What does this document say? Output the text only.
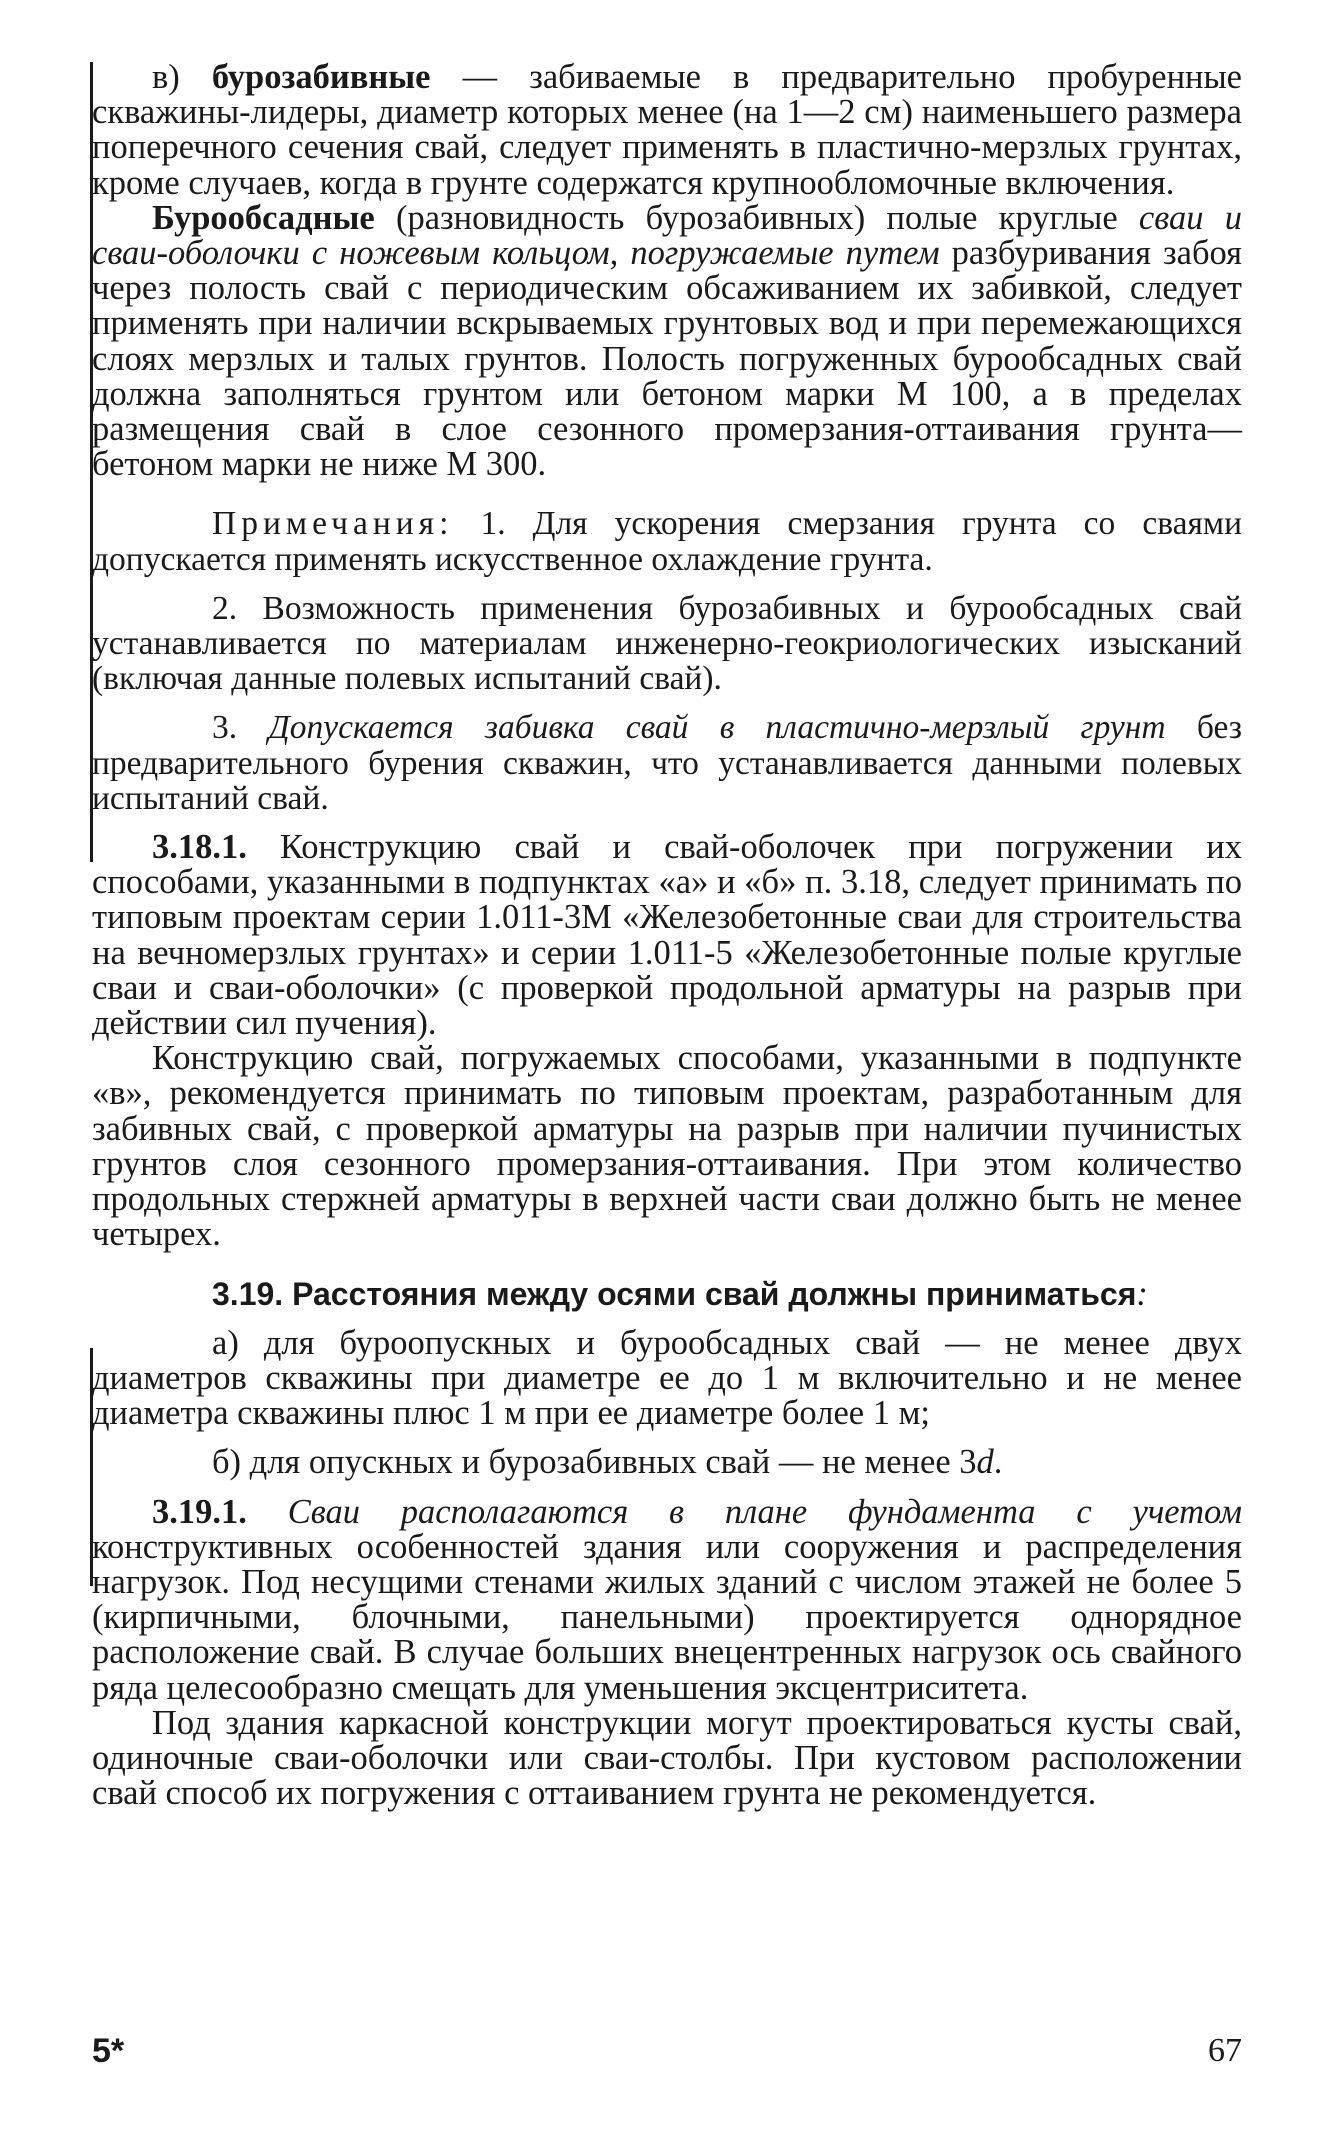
в) бурозабивные — забиваемые в предварительно пробуренные скважины-лидеры, диаметр которых менее (на 1—2 см) наименьшего размера поперечного сечения свай, следует применять в пластично-мерзлых грунтах, кроме случаев, когда в грунте содержатся крупнообломочные включения.

Бурообсадные (разновидность бурозабивных) полые круглые сваи и сваи-оболочки с ножевым кольцом, погружаемые путем разбуривания забоя через полость свай с периодическим обсаживанием их забивкой, следует применять при наличии вскрываемых грунтовых вод и при перемежающихся слоях мерзлых и талых грунтов. Полость погруженных бурообсадных свай должна заполняться грунтом или бетоном марки М 100, а в пределах размещения свай в слое сезонного промерзания-оттаивания грунта— бетоном марки не ниже М 300.

Примечания: 1. Для ускорения смерзания грунта со сваями допускается применять искусственное охлаждение грунта.

2. Возможность применения бурозабивных и бурообсадных свай устанавливается по материалам инженерно-геокриологических изысканий (включая данные полевых испытаний свай).

3. Допускается забивка свай в пластично-мерзлый грунт без предварительного бурения скважин, что устанавливается данными полевых испытаний свай.

3.18.1. Конструкцию свай и свай-оболочек при погружении их способами, указанными в подпунктах «а» и «б» п. 3.18, следует принимать по типовым проектам серии 1.011-3М «Железобетонные сваи для строительства на вечномерзлых грунтах» и серии 1.011-5 «Железобетонные полые круглые сваи и сваи-оболочки» (с проверкой продольной арматуры на разрыв при действии сил пучения).

Конструкцию свай, погружаемых способами, указанными в подпункте «в», рекомендуется принимать по типовым проектам, разработанным для забивных свай, с проверкой арматуры на разрыв при наличии пучинистых грунтов слоя сезонного промерзания-оттаивания. При этом количество продольных стержней арматуры в верхней части сваи должно быть не менее четырех.

3.19. Расстояния между осями свай должны приниматься:

а) для буроопускных и бурообсадных свай — не менее двух диаметров скважины при диаметре ее до 1 м включительно и не менее диаметра скважины плюс 1 м при ее диаметре более 1 м;

б) для опускных и бурозабивных свай — не менее 3d.

3.19.1. Сваи располагаются в плане фундамента с учетом конструктивных особенностей здания или сооружения и распределения нагрузок. Под несущими стенами жилых зданий с числом этажей не более 5 (кирпичными, блочными, панельными) проектируется однорядное расположение свай. В случае больших внецентренных нагрузок ось свайного ряда целесообразно смещать для уменьшения эксцентриситета.

Под здания каркасной конструкции могут проектироваться кусты свай, одиночные сваи-оболочки или сваи-столбы. При кустовом расположении свай способ их погружения с оттаиванием грунта не рекомендуется.

5*	67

__________________________________________________

Reproduce all of the data exactly; the pictures do not belong in the copy.

(Final result)
What does this document say? Output the text only.
в) бурозабивные — забиваемые в предварительно пробуренные скважины-лидеры, диаметр которых менее (на 1—2 см) наименьшего размера поперечного сечения свай, следует применять в пластично-мерзлых грунтах, кроме случаев, когда в грунте содержатся крупнообломочные включения.

Бурообсадные (разновидность бурозабивных) полые круглые сваи и сваи-оболочки с ножевым кольцом, погружаемые путем разбуривания забоя через полость свай с периодическим обсаживанием их забивкой, следует применять при наличии вскрываемых грунтовых вод и при перемежающихся слоях мерзлых и талых грунтов. Полость погруженных бурообсадных свай должна заполняться грунтом или бетоном марки М 100, а в пределах размещения свай в слое сезонного промерзания-оттаивания грунта— бетоном марки не ниже М 300.

Примечания: 1. Для ускорения смерзания грунта со сваями допускается применять искусственное охлаждение грунта.

2. Возможность применения бурозабивных и бурообсадных свай устанавливается по материалам инженерно-геокриологических изысканий (включая данные полевых испытаний свай).

3. Допускается забивка свай в пластично-мерзлый грунт без предварительного бурения скважин, что устанавливается данными полевых испытаний свай.

3.18.1. Конструкцию свай и свай-оболочек при погружении их способами, указанными в подпунктах «а» и «б» п. 3.18, следует принимать по типовым проектам серии 1.011-3М «Железобетонные сваи для строительства на вечномерзлых грунтах» и серии 1.011-5 «Железобетонные полые круглые сваи и сваи-оболочки» (с проверкой продольной арматуры на разрыв при действии сил пучения).

Конструкцию свай, погружаемых способами, указанными в подпункте «в», рекомендуется принимать по типовым проектам, разработанным для забивных свай, с проверкой арматуры на разрыв при наличии пучинистых грунтов слоя сезонного промерзания-оттаивания. При этом количество продольных стержней арматуры в верхней части сваи должно быть не менее четырех.

3.19. Расстояния между осями свай должны приниматься:

а) для буроопускных и бурообсадных свай — не менее двух диаметров скважины при диаметре ее до 1 м включительно и не менее диаметра скважины плюс 1 м при ее диаметре более 1 м;

б) для опускных и бурозабивных свай — не менее 3d.

3.19.1. Сваи располагаются в плане фундамента с учетом конструктивных особенностей здания или сооружения и распределения нагрузок. Под несущими стенами жилых зданий с числом этажей не более 5 (кирпичными, блочными, панельными) проектируется однорядное расположение свай. В случае больших внецентренных нагрузок ось свайного ряда целесообразно смещать для уменьшения эксцентриситета.

Под здания каркасной конструкции могут проектироваться кусты свай, одиночные сваи-оболочки или сваи-столбы. При кустовом расположении свай способ их погружения с оттаиванием грунта не рекомендуется.

5*	67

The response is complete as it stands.